------ Information given

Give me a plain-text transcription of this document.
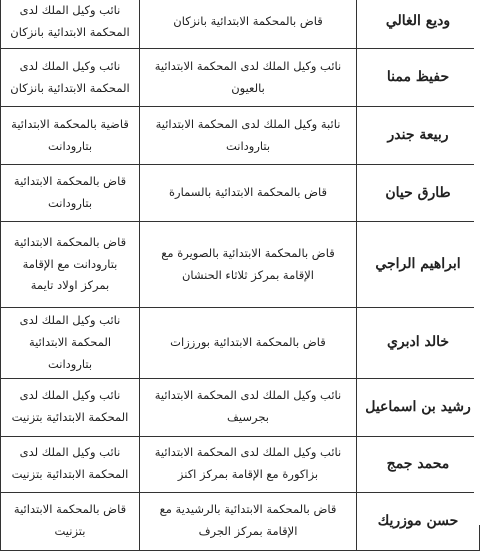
وديع الغالي	قاض بالمحكمة الابتدائية بانزكان	نائب وكيل الملك لدى المحكمة الابتدائية بانزكان
حفيظ ممنا	نائب وكيل الملك لدى المحكمة الابتدائية بالعيون	نائب وكيل الملك لدى المحكمة الابتدائية بانزكان
ربيعة جندر	نائبة وكيل الملك لدى المحكمة الابتدائية بتارودانت	قاضية بالمحكمة الابتدائية بتارودانت
طارق حيان	قاض بالمحكمة الابتدائية بالسمارة	قاض بالمحكمة الابتدائية بتارودانت
ابراهيم الراجي	قاض بالمحكمة الابتدائية بالصويرة مع الإقامة بمركز ثلاثاء الحنشان	قاض بالمحكمة الابتدائية بتارودانت مع الإقامة بمركز اولاد تايمة
خالد ادبري	قاض بالمحكمة الابتدائية بورززات	نائب وكيل الملك لدى المحكمة الابتدائية بتارودانت
رشيد بن اسماعيل	نائب وكيل الملك لدى المحكمة الابتدائية بجرسيف	نائب وكيل الملك لدى المحكمة الابتدائية بتزنيت
محمد جمج	نائب وكيل الملك لدى المحكمة الابتدائية بزاكورة مع الإقامة بمركز اكنز	نائب وكيل الملك لدى المحكمة الابتدائية بتزنيت
حسن موزريك	قاض بالمحكمة الابتدائية بالرشيدية مع الإقامة بمركز الجرف	قاض بالمحكمة الابتدائية بتزنيت
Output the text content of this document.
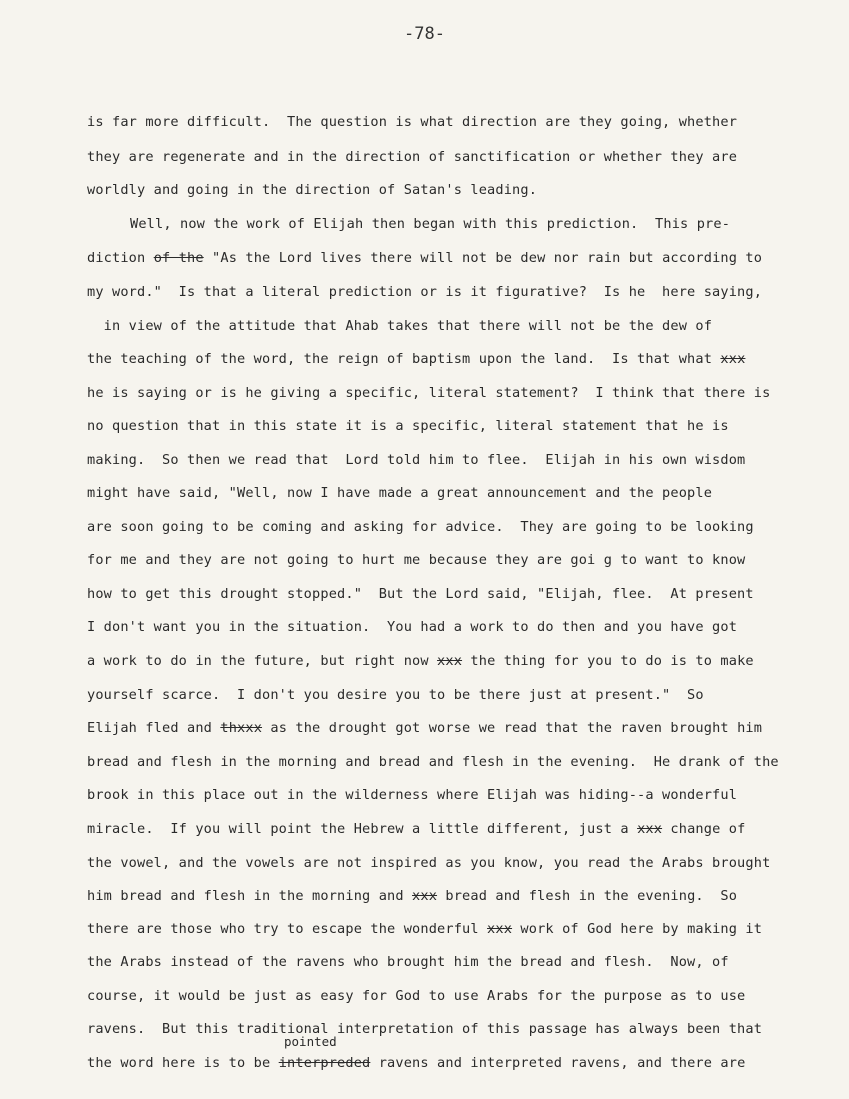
-78-
is far more difficult.  The question is what direction are they going, whether
they are regenerate and in the direction of sanctification or whether they are
worldly and going in the direction of Satan's leading.
Well, now the work of Elijah then began with this prediction.  This pre-
diction of the "As the Lord lives there will not be dew nor rain but according to
my word."  Is that a literal prediction or is it figurative?  Is he  here saying,
in view of the attitude that Ahab takes that there will not be the dew of
the teaching of the word, the reign of baptism upon the land.  Is that what xxx
he is saying or is he giving a specific, literal statement?  I think that there is
no question that in this state it is a specific, literal statement that he is
making.  So then we read that  Lord told him to flee.  Elijah in his own wisdom
might have said, "Well, now I have made a great announcement and the people
are soon going to be coming and asking for advice.  They are going to be looking
for me and they are not going to hurt me because they are goi g to want to know
how to get this drought stopped."  But the Lord said, "Elijah, flee.  At present
I don't want you in the situation.  You had a work to do then and you have got
a work to do in the future, but right now xxx the thing for you to do is to make
yourself scarce.  I don't you desire you to be there just at present."  So
Elijah fled and thxxx as the drought got worse we read that the raven brought him
bread and flesh in the morning and bread and flesh in the evening.  He drank of the
brook in this place out in the wilderness where Elijah was hiding--a wonderful
miracle.  If you will point the Hebrew a little different, just a xxx change of
the vowel, and the vowels are not inspired as you know, you read the Arabs brought
him bread and flesh in the morning and xxx bread and flesh in the evening.  So
there are those who try to escape the wonderful xxx work of God here by making it
the Arabs instead of the ravens who brought him the bread and flesh.  Now, of
course, it would be just as easy for God to use Arabs for the purpose as to use
ravens.  But this traditional interpretation of this passage has always been that
the word here is to be interpreded ravens and interpreted ravens, and there are
pointed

------------

▸ **What the task requires**: Identify the lines that hold the word "saying". Copy every one of them.

▸ **Answer to this task**:
my word."  Is that a literal prediction or is it figurative?  Is he  here saying,
he is saying or is he giving a specific, literal statement?  I think that there is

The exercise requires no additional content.